• **TASK REQUIREMENTS**
Go through the entries below and collect each line with the string "Period" in it.

• **ROWS**
☆ ☆ ☆ ☆ ☆

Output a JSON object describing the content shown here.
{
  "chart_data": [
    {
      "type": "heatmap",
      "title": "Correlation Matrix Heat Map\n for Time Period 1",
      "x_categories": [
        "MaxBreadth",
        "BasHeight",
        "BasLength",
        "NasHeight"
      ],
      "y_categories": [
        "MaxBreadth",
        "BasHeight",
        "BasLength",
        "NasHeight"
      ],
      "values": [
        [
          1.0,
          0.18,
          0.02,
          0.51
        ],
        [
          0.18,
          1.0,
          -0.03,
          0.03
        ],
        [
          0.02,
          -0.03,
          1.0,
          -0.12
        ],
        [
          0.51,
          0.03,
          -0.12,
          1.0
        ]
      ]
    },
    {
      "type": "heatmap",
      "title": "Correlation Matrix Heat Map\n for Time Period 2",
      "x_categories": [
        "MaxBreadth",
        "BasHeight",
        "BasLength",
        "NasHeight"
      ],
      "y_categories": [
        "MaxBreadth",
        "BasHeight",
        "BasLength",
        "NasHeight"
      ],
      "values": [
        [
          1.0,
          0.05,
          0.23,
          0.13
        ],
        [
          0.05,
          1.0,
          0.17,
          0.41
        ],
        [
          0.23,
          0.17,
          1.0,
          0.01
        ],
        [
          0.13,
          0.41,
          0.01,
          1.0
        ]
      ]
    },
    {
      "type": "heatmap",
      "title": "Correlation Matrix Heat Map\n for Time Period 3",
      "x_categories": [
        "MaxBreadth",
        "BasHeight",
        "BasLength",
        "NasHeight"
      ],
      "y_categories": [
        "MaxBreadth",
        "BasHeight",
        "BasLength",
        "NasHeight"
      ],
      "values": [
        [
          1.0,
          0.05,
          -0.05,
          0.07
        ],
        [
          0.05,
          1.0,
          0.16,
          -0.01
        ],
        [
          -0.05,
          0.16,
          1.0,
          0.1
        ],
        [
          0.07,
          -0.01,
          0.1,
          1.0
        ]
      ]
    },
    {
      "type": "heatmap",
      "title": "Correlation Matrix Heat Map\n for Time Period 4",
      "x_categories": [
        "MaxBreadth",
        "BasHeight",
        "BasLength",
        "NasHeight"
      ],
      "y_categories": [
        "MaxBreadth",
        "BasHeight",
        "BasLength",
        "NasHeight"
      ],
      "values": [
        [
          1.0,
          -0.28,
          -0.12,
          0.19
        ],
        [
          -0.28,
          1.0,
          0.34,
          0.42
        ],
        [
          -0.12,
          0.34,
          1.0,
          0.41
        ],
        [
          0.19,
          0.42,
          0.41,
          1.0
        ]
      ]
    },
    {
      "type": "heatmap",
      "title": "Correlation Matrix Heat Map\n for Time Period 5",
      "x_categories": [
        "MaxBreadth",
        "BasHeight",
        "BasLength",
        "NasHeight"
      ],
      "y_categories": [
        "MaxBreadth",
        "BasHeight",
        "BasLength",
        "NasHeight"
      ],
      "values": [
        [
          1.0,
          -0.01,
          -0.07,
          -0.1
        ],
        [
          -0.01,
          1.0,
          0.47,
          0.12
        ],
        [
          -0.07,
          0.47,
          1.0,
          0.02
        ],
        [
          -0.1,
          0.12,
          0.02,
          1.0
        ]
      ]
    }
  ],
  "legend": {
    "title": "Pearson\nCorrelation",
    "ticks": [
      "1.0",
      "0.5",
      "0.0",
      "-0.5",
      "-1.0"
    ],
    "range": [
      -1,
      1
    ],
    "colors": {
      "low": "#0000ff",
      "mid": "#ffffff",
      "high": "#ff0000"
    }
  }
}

☆ ☆ ☆ ☆ ☆

• **EXERCISE SOLUTION**
      "title": "Correlation Matrix Heat Map\n for Time Period 1",
      "title": "Correlation Matrix Heat Map\n for Time Period 2",
      "title": "Correlation Matrix Heat Map\n for Time Period 3",
      "title": "Correlation Matrix Heat Map\n for Time Period 4",
      "title": "Correlation Matrix Heat Map\n for Time Period 5",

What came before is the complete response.